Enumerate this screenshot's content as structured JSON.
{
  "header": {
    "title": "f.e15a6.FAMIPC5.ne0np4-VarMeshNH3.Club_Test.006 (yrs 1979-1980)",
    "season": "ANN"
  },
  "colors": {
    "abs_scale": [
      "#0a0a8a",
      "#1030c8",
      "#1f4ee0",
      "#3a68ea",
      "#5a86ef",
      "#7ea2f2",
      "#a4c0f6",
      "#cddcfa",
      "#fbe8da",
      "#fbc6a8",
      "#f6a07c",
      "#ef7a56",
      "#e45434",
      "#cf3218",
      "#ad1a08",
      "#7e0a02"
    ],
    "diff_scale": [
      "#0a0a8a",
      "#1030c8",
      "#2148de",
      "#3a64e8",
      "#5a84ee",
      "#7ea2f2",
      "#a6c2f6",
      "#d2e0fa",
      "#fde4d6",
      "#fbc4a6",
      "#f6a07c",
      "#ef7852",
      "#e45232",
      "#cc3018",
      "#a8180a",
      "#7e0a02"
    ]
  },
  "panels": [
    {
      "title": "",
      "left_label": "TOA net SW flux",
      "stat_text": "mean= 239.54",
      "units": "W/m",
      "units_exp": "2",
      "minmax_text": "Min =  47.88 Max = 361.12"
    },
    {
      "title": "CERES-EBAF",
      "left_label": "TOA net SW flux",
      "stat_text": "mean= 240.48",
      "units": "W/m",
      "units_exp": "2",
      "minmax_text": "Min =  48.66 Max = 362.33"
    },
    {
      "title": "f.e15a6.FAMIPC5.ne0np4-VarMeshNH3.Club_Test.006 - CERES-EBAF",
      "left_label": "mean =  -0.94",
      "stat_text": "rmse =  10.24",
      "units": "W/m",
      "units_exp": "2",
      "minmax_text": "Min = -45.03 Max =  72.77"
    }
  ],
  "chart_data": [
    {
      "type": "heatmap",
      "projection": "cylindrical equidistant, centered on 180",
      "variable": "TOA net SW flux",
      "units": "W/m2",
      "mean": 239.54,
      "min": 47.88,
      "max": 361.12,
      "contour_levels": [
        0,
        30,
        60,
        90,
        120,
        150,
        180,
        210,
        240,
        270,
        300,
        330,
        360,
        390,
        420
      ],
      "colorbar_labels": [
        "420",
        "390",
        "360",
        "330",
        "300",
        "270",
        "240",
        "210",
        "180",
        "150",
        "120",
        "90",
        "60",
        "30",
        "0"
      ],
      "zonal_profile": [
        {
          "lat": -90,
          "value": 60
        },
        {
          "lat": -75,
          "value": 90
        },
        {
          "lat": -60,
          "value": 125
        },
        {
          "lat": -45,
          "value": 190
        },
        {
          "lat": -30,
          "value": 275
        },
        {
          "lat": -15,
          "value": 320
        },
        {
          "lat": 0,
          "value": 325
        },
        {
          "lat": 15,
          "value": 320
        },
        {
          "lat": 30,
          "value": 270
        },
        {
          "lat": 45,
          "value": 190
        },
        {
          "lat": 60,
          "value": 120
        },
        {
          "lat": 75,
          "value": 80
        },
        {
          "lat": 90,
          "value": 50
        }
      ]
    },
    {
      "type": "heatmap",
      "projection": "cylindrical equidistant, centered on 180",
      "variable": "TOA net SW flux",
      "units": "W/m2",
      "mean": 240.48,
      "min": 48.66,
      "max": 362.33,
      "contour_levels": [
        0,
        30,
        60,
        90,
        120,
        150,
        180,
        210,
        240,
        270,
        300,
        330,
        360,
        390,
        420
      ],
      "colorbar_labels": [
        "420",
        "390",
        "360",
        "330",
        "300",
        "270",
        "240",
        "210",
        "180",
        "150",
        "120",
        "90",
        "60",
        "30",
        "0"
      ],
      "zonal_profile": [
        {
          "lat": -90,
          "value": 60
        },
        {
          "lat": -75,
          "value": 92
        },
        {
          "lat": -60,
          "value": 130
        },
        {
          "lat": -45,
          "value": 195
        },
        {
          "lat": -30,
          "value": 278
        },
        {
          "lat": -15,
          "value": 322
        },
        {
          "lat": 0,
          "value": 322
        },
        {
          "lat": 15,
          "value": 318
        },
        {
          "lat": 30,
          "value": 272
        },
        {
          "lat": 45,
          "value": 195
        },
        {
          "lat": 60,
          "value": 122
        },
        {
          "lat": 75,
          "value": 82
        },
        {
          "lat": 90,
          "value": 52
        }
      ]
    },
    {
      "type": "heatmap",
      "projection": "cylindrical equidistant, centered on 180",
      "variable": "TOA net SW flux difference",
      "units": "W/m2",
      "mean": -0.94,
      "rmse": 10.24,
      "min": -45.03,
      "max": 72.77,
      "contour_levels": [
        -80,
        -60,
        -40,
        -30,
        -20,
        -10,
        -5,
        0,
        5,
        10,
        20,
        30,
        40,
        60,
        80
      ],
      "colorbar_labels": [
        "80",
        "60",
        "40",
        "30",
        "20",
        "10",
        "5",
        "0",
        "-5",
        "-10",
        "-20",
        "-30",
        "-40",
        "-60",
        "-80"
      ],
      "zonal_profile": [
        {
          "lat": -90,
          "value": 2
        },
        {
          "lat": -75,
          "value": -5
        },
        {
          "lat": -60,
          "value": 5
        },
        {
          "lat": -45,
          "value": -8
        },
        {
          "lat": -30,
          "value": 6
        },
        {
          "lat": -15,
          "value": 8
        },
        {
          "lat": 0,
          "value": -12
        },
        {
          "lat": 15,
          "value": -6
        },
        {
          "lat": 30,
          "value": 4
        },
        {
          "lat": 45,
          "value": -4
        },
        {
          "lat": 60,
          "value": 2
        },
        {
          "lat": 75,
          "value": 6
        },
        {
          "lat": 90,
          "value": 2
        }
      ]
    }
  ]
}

_Short exercise_
Write out the data exactly as it stands.

_Solution to this task_
Enumerate this screenshot's content as structured JSON.
{
  "header": {
    "title": "f.e15a6.FAMIPC5.ne0np4-VarMeshNH3.Club_Test.006 (yrs 1979-1980)",
    "season": "ANN"
  },
  "colors": {
    "abs_scale": [
      "#0a0a8a",
      "#1030c8",
      "#1f4ee0",
      "#3a68ea",
      "#5a86ef",
      "#7ea2f2",
      "#a4c0f6",
      "#cddcfa",
      "#fbe8da",
      "#fbc6a8",
      "#f6a07c",
      "#ef7a56",
      "#e45434",
      "#cf3218",
      "#ad1a08",
      "#7e0a02"
    ],
    "diff_scale": [
      "#0a0a8a",
      "#1030c8",
      "#2148de",
      "#3a64e8",
      "#5a84ee",
      "#7ea2f2",
      "#a6c2f6",
      "#d2e0fa",
      "#fde4d6",
      "#fbc4a6",
      "#f6a07c",
      "#ef7852",
      "#e45232",
      "#cc3018",
      "#a8180a",
      "#7e0a02"
    ]
  },
  "panels": [
    {
      "title": "",
      "left_label": "TOA net SW flux",
      "stat_text": "mean= 239.54",
      "units": "W/m",
      "units_exp": "2",
      "minmax_text": "Min =  47.88 Max = 361.12"
    },
    {
      "title": "CERES-EBAF",
      "left_label": "TOA net SW flux",
      "stat_text": "mean= 240.48",
      "units": "W/m",
      "units_exp": "2",
      "minmax_text": "Min =  48.66 Max = 362.33"
    },
    {
      "title": "f.e15a6.FAMIPC5.ne0np4-VarMeshNH3.Club_Test.006 - CERES-EBAF",
      "left_label": "mean =  -0.94",
      "stat_text": "rmse =  10.24",
      "units": "W/m",
      "units_exp": "2",
      "minmax_text": "Min = -45.03 Max =  72.77"
    }
  ],
  "chart_data": [
    {
      "type": "heatmap",
      "projection": "cylindrical equidistant, centered on 180",
      "variable": "TOA net SW flux",
      "units": "W/m2",
      "mean": 239.54,
      "min": 47.88,
      "max": 361.12,
      "contour_levels": [
        0,
        30,
        60,
        90,
        120,
        150,
        180,
        210,
        240,
        270,
        300,
        330,
        360,
        390,
        420
      ],
      "colorbar_labels": [
        "420",
        "390",
        "360",
        "330",
        "300",
        "270",
        "240",
        "210",
        "180",
        "150",
        "120",
        "90",
        "60",
        "30",
        "0"
      ],
      "zonal_profile": [
        {
          "lat": -90,
          "value": 60
        },
        {
          "lat": -75,
          "value": 90
        },
        {
          "lat": -60,
          "value": 125
        },
        {
          "lat": -45,
          "value": 190
        },
        {
          "lat": -30,
          "value": 275
        },
        {
          "lat": -15,
          "value": 320
        },
        {
          "lat": 0,
          "value": 325
        },
        {
          "lat": 15,
          "value": 320
        },
        {
          "lat": 30,
          "value": 270
        },
        {
          "lat": 45,
          "value": 190
        },
        {
          "lat": 60,
          "value": 120
        },
        {
          "lat": 75,
          "value": 80
        },
        {
          "lat": 90,
          "value": 50
        }
      ]
    },
    {
      "type": "heatmap",
      "projection": "cylindrical equidistant, centered on 180",
      "variable": "TOA net SW flux",
      "units": "W/m2",
      "mean": 240.48,
      "min": 48.66,
      "max": 362.33,
      "contour_levels": [
        0,
        30,
        60,
        90,
        120,
        150,
        180,
        210,
        240,
        270,
        300,
        330,
        360,
        390,
        420
      ],
      "colorbar_labels": [
        "420",
        "390",
        "360",
        "330",
        "300",
        "270",
        "240",
        "210",
        "180",
        "150",
        "120",
        "90",
        "60",
        "30",
        "0"
      ],
      "zonal_profile": [
        {
          "lat": -90,
          "value": 60
        },
        {
          "lat": -75,
          "value": 92
        },
        {
          "lat": -60,
          "value": 130
        },
        {
          "lat": -45,
          "value": 195
        },
        {
          "lat": -30,
          "value": 278
        },
        {
          "lat": -15,
          "value": 322
        },
        {
          "lat": 0,
          "value": 322
        },
        {
          "lat": 15,
          "value": 318
        },
        {
          "lat": 30,
          "value": 272
        },
        {
          "lat": 45,
          "value": 195
        },
        {
          "lat": 60,
          "value": 122
        },
        {
          "lat": 75,
          "value": 82
        },
        {
          "lat": 90,
          "value": 52
        }
      ]
    },
    {
      "type": "heatmap",
      "projection": "cylindrical equidistant, centered on 180",
      "variable": "TOA net SW flux difference",
      "units": "W/m2",
      "mean": -0.94,
      "rmse": 10.24,
      "min": -45.03,
      "max": 72.77,
      "contour_levels": [
        -80,
        -60,
        -40,
        -30,
        -20,
        -10,
        -5,
        0,
        5,
        10,
        20,
        30,
        40,
        60,
        80
      ],
      "colorbar_labels": [
        "80",
        "60",
        "40",
        "30",
        "20",
        "10",
        "5",
        "0",
        "-5",
        "-10",
        "-20",
        "-30",
        "-40",
        "-60",
        "-80"
      ],
      "zonal_profile": [
        {
          "lat": -90,
          "value": 2
        },
        {
          "lat": -75,
          "value": -5
        },
        {
          "lat": -60,
          "value": 5
        },
        {
          "lat": -45,
          "value": -8
        },
        {
          "lat": -30,
          "value": 6
        },
        {
          "lat": -15,
          "value": 8
        },
        {
          "lat": 0,
          "value": -12
        },
        {
          "lat": 15,
          "value": -6
        },
        {
          "lat": 30,
          "value": 4
        },
        {
          "lat": 45,
          "value": -4
        },
        {
          "lat": 60,
          "value": 2
        },
        {
          "lat": 75,
          "value": 6
        },
        {
          "lat": 90,
          "value": 2
        }
      ]
    }
  ]
}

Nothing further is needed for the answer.